Stored records>
====
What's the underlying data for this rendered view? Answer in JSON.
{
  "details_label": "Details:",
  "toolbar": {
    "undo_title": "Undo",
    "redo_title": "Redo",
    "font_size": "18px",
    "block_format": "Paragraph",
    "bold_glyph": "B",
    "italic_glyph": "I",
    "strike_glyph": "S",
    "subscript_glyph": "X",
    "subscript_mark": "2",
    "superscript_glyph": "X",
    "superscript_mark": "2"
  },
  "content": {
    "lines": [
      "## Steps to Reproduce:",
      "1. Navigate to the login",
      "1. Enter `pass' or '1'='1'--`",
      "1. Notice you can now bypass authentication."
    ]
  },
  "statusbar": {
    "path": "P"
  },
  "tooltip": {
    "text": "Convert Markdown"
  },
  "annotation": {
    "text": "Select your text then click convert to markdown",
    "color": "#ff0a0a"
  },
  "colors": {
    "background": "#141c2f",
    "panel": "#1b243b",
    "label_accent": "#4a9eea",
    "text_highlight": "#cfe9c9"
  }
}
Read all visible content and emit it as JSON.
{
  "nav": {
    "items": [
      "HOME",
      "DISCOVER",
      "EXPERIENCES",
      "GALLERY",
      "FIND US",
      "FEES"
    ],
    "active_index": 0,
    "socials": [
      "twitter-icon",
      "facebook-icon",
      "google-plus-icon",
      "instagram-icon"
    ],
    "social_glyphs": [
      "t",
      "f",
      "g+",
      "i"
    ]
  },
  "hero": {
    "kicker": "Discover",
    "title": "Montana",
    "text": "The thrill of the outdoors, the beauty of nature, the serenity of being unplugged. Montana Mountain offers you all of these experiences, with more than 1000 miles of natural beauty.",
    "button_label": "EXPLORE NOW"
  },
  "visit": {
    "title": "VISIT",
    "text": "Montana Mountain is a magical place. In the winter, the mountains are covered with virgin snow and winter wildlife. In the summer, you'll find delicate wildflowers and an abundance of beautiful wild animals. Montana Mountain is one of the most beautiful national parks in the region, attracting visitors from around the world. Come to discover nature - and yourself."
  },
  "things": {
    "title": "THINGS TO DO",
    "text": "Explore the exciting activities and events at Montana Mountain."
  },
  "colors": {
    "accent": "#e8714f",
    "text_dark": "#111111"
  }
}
====
Problem>
From the data, list each line in which the string "icon" appears.

Result for this task>
      "twitter-icon",
      "facebook-icon",
      "google-plus-icon",
      "instagram-icon"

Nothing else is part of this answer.